Problem description: Copy down every line where the string "text" shows up.

Supplied records:
Start

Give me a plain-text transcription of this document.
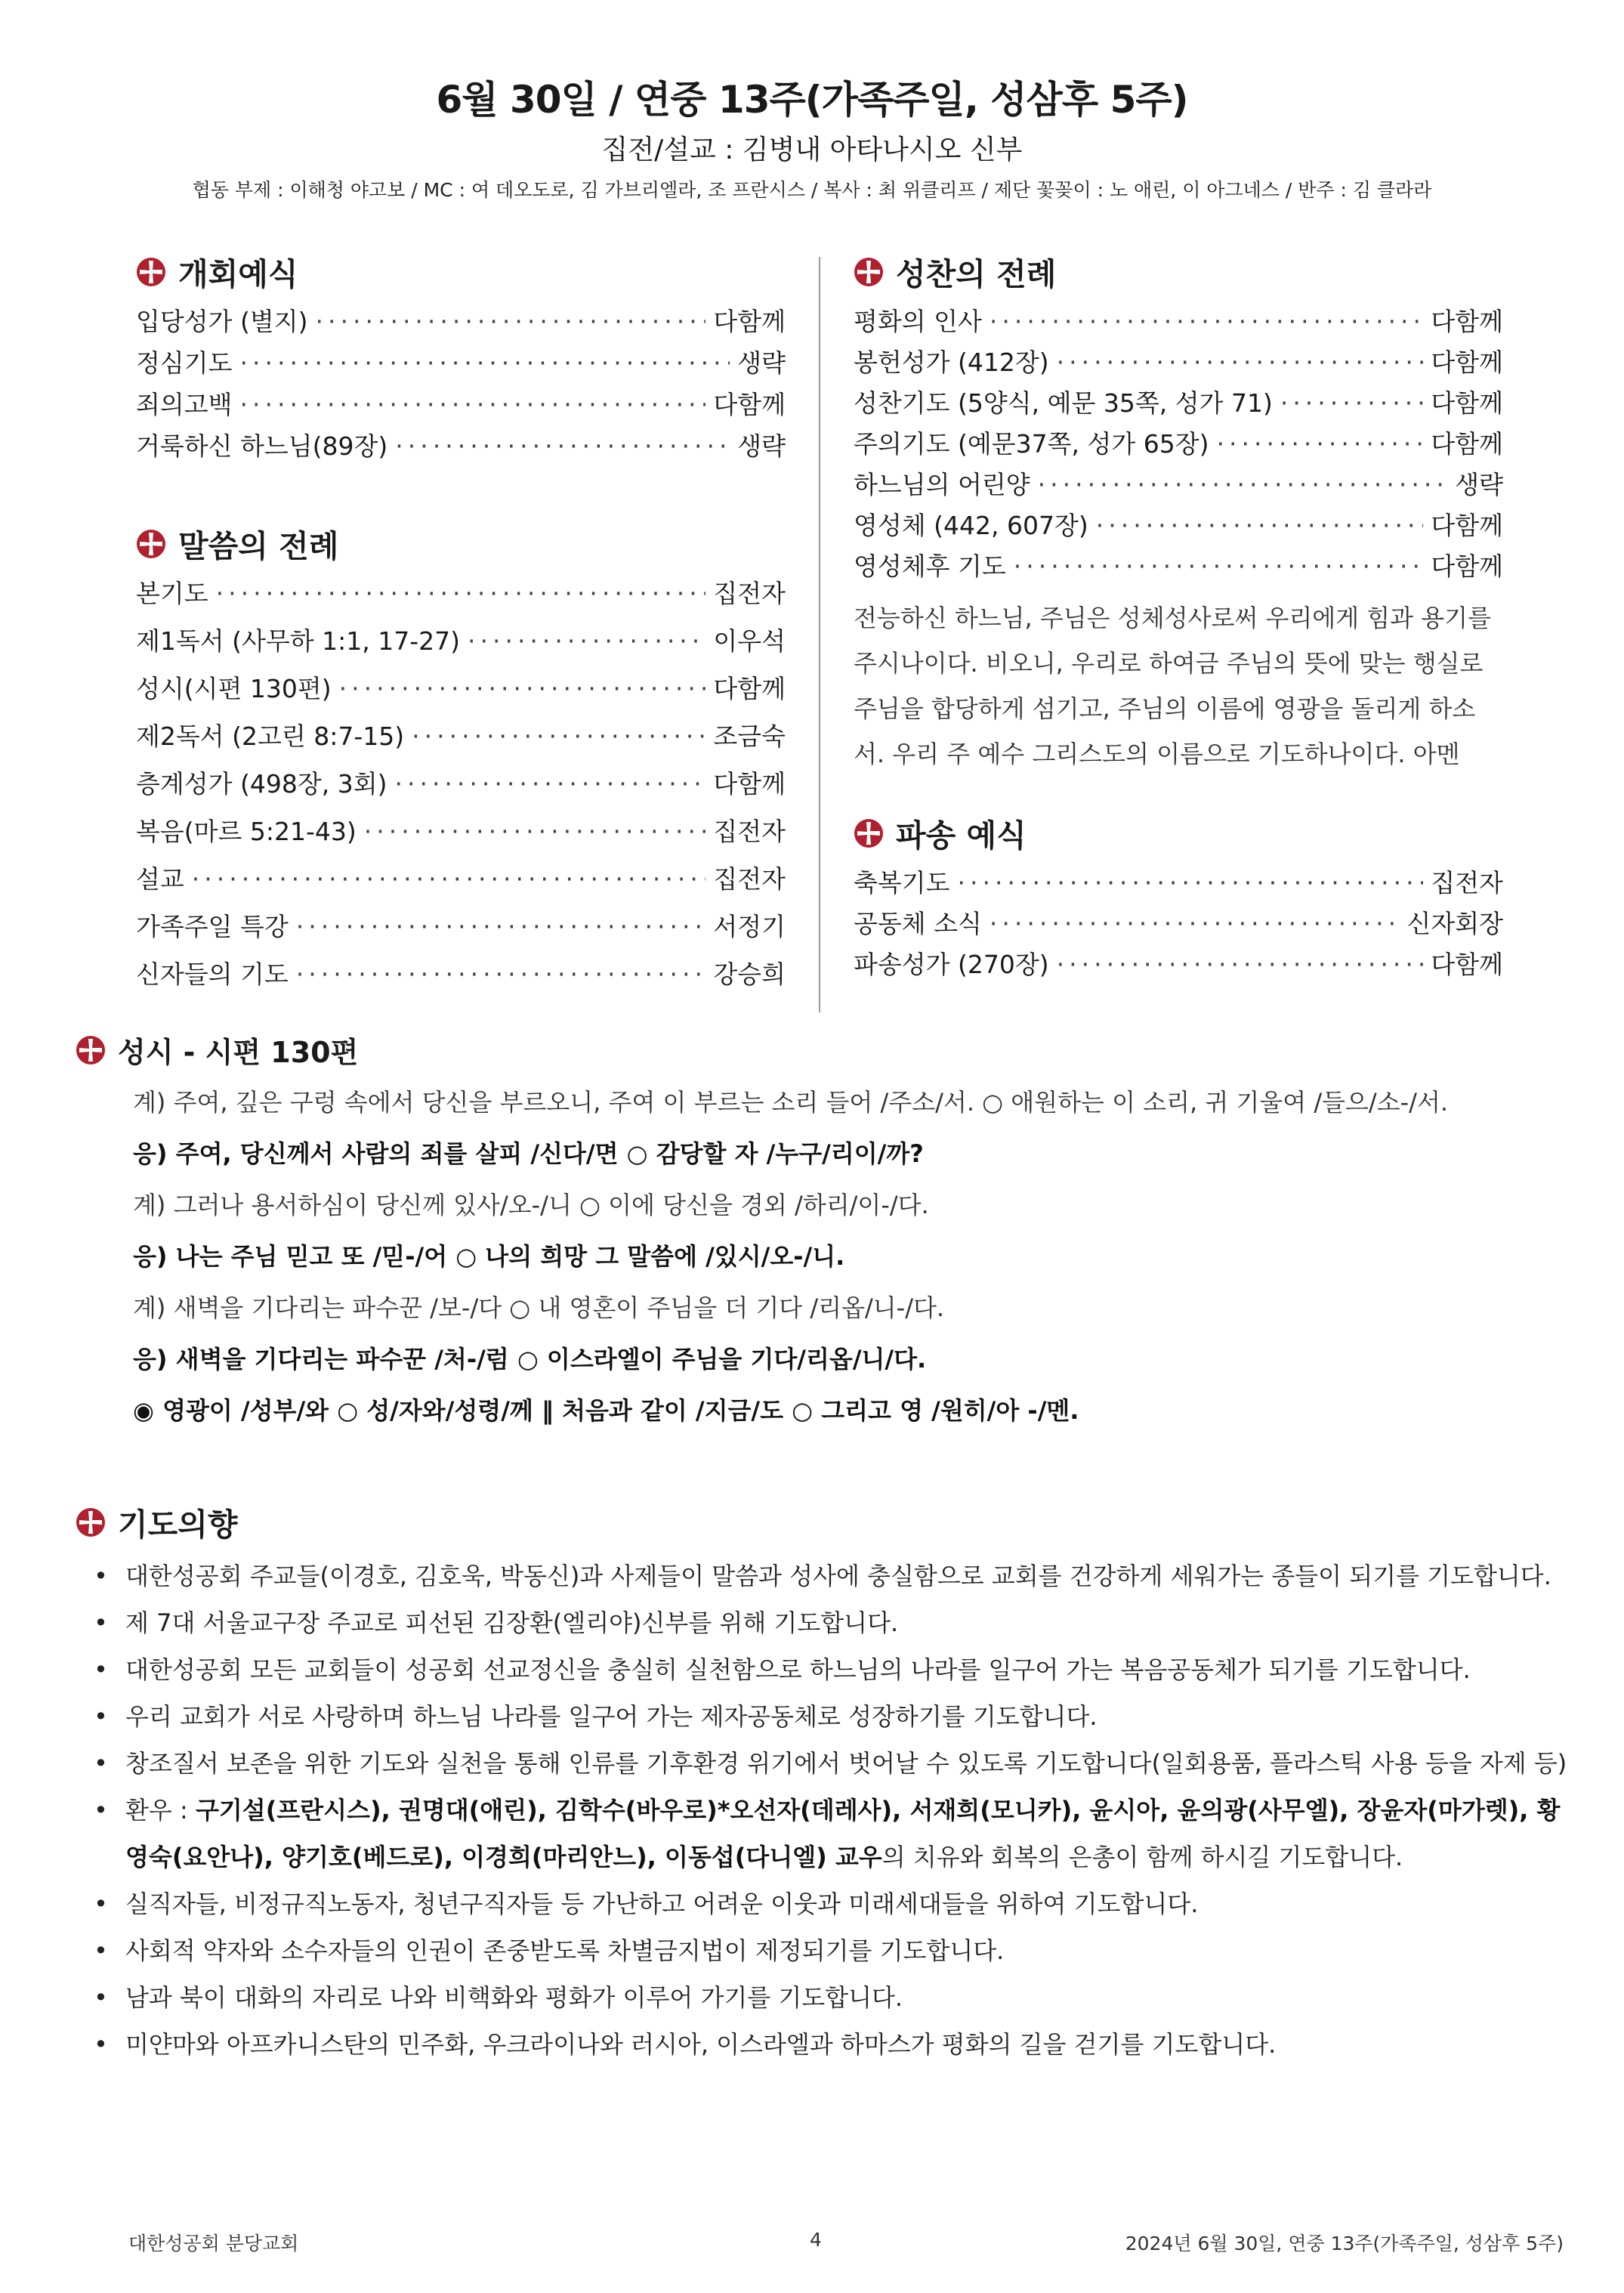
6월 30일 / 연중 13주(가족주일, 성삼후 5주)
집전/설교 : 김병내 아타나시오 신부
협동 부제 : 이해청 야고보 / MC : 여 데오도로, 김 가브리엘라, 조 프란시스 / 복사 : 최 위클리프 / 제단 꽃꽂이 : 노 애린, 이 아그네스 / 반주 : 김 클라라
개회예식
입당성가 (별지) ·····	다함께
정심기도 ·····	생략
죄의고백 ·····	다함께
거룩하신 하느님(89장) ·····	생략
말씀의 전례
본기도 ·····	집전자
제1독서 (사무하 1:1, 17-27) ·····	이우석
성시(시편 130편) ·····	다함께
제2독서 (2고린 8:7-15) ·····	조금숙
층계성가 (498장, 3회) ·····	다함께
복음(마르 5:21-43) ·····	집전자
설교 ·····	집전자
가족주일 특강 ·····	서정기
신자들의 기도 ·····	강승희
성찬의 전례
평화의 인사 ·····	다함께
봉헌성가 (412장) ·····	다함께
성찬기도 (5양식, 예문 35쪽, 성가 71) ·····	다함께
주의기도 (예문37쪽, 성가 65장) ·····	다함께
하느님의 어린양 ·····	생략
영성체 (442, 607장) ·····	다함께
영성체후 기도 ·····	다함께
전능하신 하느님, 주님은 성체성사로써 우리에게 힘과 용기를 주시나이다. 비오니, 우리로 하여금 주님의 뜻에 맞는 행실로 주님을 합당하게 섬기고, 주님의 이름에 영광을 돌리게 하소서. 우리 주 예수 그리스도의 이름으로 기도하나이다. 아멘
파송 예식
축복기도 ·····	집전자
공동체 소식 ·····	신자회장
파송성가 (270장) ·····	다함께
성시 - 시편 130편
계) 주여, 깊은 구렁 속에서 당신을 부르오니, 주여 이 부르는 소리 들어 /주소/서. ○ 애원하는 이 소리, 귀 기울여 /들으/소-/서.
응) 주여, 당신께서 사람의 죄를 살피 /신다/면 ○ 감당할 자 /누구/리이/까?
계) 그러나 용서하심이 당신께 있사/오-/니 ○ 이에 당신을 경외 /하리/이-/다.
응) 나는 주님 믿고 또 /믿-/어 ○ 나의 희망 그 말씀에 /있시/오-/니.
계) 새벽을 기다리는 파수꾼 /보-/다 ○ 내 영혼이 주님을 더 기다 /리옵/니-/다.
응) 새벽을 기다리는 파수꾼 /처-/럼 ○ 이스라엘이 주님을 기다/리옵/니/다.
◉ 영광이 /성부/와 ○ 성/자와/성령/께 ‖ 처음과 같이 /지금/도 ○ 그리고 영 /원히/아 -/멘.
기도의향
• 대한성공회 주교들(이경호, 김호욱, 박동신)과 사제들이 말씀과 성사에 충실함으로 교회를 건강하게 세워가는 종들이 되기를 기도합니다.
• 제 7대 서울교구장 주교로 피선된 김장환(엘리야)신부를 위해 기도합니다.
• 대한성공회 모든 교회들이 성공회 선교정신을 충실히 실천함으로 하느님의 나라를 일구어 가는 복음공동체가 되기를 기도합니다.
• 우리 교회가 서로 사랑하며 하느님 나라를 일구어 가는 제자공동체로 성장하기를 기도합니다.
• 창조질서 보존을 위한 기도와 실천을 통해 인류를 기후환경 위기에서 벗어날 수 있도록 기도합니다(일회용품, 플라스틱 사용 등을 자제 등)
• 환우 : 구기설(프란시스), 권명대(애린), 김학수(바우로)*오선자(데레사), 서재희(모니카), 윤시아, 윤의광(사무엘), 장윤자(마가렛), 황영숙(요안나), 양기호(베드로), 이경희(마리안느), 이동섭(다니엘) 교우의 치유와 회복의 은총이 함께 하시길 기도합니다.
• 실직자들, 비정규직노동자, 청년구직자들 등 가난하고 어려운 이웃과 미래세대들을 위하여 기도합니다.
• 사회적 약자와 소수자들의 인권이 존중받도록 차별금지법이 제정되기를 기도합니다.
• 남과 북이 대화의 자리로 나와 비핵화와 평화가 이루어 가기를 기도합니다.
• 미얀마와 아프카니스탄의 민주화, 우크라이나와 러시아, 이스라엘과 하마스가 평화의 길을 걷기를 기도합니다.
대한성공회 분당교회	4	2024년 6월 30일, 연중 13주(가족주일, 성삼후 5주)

End
Start

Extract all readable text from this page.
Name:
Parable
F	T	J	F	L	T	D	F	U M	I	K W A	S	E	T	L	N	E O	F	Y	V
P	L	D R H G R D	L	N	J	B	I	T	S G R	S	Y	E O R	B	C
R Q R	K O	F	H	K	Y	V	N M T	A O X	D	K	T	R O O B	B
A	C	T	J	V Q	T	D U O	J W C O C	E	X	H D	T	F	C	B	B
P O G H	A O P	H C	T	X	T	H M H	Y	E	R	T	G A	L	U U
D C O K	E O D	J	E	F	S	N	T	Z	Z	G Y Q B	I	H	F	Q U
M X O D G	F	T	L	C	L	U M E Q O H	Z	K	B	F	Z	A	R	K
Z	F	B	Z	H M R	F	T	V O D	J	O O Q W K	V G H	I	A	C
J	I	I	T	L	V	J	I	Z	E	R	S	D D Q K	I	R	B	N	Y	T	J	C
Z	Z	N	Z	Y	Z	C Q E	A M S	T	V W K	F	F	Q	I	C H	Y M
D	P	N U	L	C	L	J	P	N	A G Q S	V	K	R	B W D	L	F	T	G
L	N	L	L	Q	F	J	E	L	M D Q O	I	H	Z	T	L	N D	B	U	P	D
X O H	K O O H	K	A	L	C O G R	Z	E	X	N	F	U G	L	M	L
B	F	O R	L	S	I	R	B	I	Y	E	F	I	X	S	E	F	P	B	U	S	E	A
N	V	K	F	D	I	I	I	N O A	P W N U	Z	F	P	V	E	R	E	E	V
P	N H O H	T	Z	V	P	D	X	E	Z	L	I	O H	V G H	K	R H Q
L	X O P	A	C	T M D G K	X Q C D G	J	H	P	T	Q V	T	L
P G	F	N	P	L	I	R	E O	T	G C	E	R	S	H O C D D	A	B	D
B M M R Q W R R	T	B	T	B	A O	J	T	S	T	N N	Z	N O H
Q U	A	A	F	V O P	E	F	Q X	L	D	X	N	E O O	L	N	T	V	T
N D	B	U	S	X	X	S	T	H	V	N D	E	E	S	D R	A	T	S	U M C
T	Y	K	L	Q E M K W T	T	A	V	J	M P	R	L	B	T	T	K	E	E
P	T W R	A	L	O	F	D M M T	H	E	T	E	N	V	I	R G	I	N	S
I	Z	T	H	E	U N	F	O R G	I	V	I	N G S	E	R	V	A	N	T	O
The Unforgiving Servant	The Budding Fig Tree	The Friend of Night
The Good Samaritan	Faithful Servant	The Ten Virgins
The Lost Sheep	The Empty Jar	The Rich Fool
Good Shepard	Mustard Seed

End
Start

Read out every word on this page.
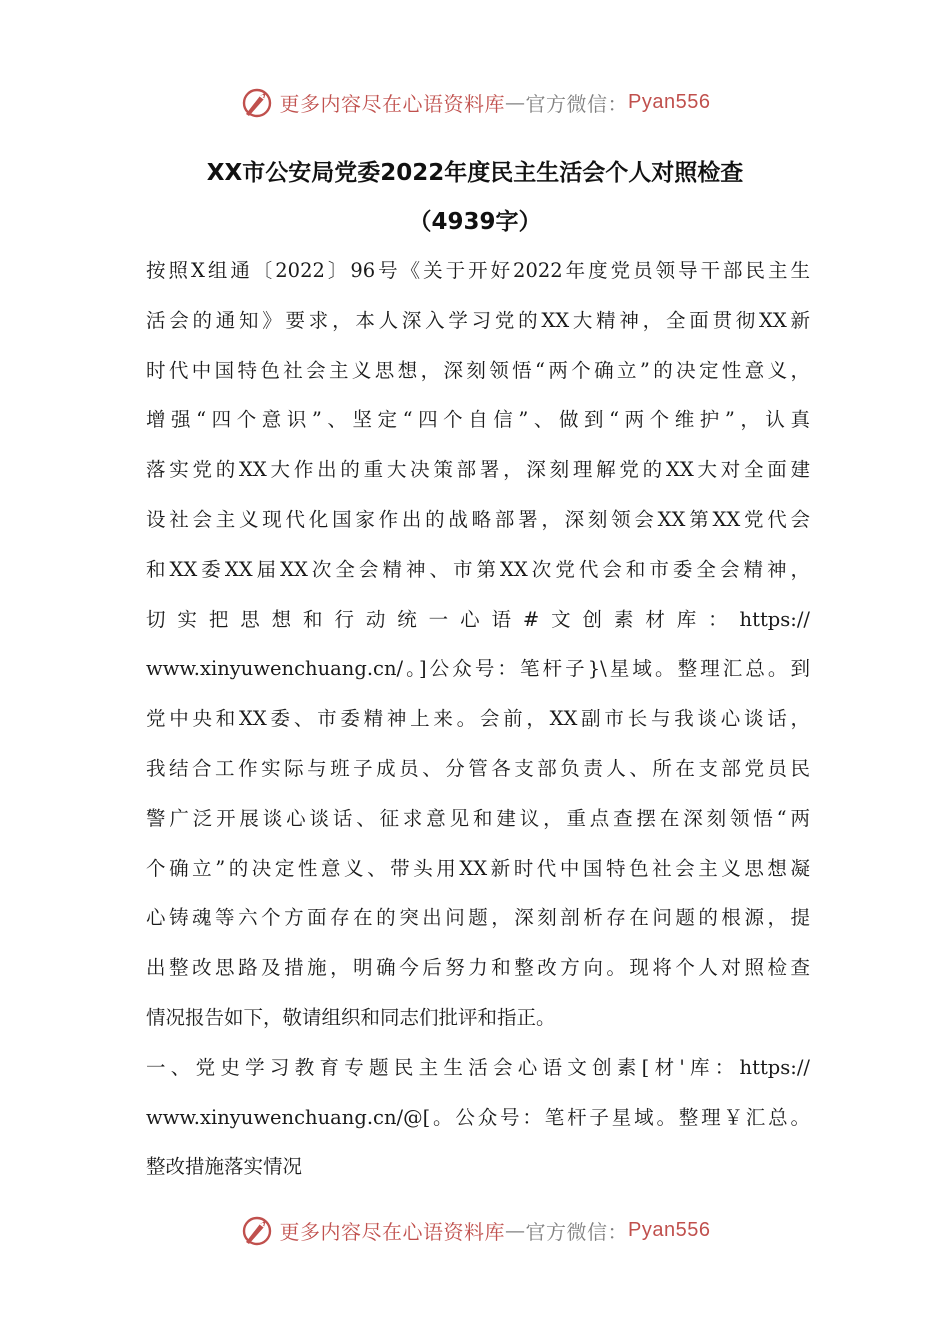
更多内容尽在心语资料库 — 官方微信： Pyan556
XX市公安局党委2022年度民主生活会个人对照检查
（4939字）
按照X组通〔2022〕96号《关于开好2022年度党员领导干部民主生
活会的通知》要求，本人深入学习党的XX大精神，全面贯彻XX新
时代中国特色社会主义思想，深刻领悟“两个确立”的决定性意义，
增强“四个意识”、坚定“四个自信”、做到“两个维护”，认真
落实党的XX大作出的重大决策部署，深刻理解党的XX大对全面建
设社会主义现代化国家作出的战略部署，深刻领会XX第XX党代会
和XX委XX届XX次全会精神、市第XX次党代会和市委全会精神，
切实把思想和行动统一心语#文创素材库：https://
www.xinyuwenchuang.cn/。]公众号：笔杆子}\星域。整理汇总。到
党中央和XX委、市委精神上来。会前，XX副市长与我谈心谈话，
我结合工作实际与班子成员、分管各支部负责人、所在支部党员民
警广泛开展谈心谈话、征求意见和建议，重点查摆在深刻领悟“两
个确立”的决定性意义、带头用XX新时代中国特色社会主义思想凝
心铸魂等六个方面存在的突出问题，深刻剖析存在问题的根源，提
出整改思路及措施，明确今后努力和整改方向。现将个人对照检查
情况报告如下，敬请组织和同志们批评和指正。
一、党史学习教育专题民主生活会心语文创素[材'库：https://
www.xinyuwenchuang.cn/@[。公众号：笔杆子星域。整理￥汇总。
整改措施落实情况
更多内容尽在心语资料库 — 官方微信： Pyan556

End

Completed task:
Give me a plain-text transcription of this document.
Extract all readable text from this page.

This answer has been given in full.